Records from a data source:
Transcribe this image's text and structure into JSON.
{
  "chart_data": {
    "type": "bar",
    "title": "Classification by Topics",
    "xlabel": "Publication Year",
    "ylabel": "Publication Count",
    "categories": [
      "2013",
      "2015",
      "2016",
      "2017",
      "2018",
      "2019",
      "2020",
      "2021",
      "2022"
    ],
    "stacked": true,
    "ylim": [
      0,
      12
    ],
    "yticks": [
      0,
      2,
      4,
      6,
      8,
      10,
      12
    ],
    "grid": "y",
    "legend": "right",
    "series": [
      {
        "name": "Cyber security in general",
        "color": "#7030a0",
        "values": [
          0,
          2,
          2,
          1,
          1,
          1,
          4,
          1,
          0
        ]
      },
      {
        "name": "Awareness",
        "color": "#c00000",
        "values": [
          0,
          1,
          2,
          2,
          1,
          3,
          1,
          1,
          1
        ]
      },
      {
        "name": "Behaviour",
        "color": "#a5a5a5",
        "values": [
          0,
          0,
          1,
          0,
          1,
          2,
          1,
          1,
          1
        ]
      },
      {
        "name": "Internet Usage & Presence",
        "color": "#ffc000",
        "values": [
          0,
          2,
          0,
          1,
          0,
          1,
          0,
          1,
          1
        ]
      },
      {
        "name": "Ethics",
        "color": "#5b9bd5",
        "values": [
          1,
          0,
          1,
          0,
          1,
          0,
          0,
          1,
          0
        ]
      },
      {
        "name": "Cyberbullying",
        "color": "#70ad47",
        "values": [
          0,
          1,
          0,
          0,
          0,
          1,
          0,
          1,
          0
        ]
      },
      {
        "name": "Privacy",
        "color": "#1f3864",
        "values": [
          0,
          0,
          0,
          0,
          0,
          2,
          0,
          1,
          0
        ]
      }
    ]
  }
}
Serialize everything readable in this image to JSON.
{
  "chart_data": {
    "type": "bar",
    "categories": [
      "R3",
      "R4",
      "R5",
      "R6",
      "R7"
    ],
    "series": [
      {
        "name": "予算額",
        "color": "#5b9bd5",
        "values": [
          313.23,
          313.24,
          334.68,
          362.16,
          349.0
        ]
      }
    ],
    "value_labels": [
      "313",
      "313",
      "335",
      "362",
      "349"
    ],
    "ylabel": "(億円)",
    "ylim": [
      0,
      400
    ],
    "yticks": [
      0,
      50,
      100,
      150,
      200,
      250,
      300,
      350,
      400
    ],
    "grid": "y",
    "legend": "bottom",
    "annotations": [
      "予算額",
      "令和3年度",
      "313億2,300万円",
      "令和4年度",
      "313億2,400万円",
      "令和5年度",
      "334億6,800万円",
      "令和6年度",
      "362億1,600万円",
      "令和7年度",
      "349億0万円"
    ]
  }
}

● **TASK BRIEF**:
Search the data above for the string "ylabel" and return every line that has it.

● **RESPONSE TO THIS EXERCISE**:
    "ylabel": "Publication Count",
    "ylabel": "(億円)",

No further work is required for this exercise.